-------- Data for this exercise

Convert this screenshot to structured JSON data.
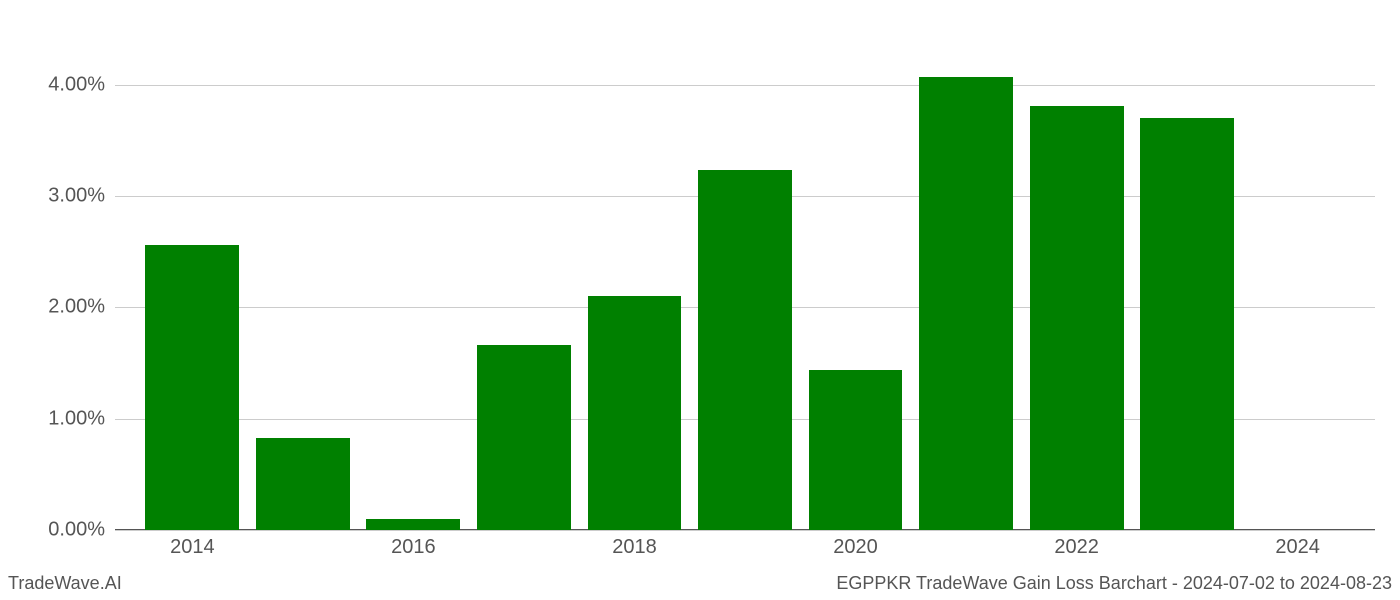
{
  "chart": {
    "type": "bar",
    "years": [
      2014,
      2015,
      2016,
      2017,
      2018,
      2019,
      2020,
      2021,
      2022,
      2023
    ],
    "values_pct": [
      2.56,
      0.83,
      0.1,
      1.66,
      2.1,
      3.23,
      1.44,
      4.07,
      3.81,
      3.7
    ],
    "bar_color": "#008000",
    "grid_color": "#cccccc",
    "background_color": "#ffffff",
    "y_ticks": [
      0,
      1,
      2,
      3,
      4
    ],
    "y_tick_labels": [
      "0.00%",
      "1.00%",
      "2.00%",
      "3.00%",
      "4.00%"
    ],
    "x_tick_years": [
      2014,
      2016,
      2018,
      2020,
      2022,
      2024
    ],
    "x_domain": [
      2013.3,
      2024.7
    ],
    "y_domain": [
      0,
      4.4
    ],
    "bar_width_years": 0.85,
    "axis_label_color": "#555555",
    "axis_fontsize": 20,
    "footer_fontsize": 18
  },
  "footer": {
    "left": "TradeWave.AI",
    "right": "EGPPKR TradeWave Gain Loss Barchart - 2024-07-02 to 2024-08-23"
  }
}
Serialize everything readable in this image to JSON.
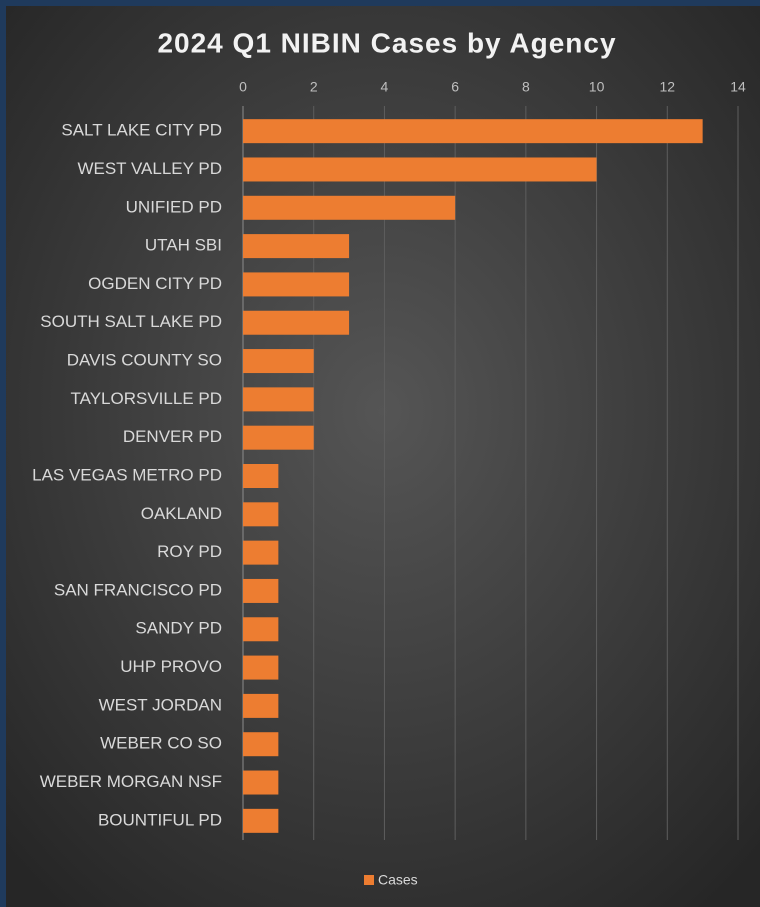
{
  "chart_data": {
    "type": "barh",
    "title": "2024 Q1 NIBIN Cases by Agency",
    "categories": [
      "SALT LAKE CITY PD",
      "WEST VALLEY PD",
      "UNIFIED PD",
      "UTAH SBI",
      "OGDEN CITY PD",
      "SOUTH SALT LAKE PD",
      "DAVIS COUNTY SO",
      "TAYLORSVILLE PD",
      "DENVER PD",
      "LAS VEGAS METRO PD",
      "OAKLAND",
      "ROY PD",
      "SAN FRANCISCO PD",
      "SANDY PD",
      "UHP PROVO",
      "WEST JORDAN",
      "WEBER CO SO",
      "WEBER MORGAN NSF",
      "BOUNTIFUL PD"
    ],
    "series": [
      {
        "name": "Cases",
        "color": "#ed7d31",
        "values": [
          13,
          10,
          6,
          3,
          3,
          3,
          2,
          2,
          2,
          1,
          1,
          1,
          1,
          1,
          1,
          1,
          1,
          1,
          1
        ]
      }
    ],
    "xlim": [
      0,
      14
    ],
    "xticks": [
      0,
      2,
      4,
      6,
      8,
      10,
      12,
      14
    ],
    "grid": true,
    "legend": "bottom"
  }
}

----------------

Task requirements
Keep the pictures out of the copy and write out the data exactly as it stands.

Exercise answer
Convert this screenshot to structured JSON data.
{
  "chart": {
    "type": "bar",
    "years": [
      2014,
      2015,
      2016,
      2017,
      2018,
      2019,
      2020,
      2021,
      2022,
      2023
    ],
    "values_pct": [
      2.56,
      0.83,
      0.1,
      1.66,
      2.1,
      3.23,
      1.44,
      4.07,
      3.81,
      3.7
    ],
    "bar_color": "#008000",
    "grid_color": "#cccccc",
    "background_color": "#ffffff",
    "y_ticks": [
      0,
      1,
      2,
      3,
      4
    ],
    "y_tick_labels": [
      "0.00%",
      "1.00%",
      "2.00%",
      "3.00%",
      "4.00%"
    ],
    "x_tick_years": [
      2014,
      2016,
      2018,
      2020,
      2022,
      2024
    ],
    "x_domain": [
      2013.3,
      2024.7
    ],
    "y_domain": [
      0,
      4.4
    ],
    "bar_width_years": 0.85,
    "axis_label_color": "#555555",
    "axis_fontsize": 20,
    "footer_fontsize": 18
  },
  "footer": {
    "left": "TradeWave.AI",
    "right": "EGPPKR TradeWave Gain Loss Barchart - 2024-07-02 to 2024-08-23"
  }
}
Serialize everything readable in this image to JSON.
{
  "chart_data": {
    "type": "barh",
    "title": "2024 Q1 NIBIN Cases by Agency",
    "categories": [
      "SALT LAKE CITY PD",
      "WEST VALLEY PD",
      "UNIFIED PD",
      "UTAH SBI",
      "OGDEN CITY PD",
      "SOUTH SALT LAKE PD",
      "DAVIS COUNTY SO",
      "TAYLORSVILLE PD",
      "DENVER PD",
      "LAS VEGAS METRO PD",
      "OAKLAND",
      "ROY PD",
      "SAN FRANCISCO PD",
      "SANDY PD",
      "UHP PROVO",
      "WEST JORDAN",
      "WEBER CO SO",
      "WEBER MORGAN NSF",
      "BOUNTIFUL PD"
    ],
    "series": [
      {
        "name": "Cases",
        "color": "#ed7d31",
        "values": [
          13,
          10,
          6,
          3,
          3,
          3,
          2,
          2,
          2,
          1,
          1,
          1,
          1,
          1,
          1,
          1,
          1,
          1,
          1
        ]
      }
    ],
    "xlim": [
      0,
      14
    ],
    "xticks": [
      0,
      2,
      4,
      6,
      8,
      10,
      12,
      14
    ],
    "grid": true,
    "legend": "bottom"
  }
}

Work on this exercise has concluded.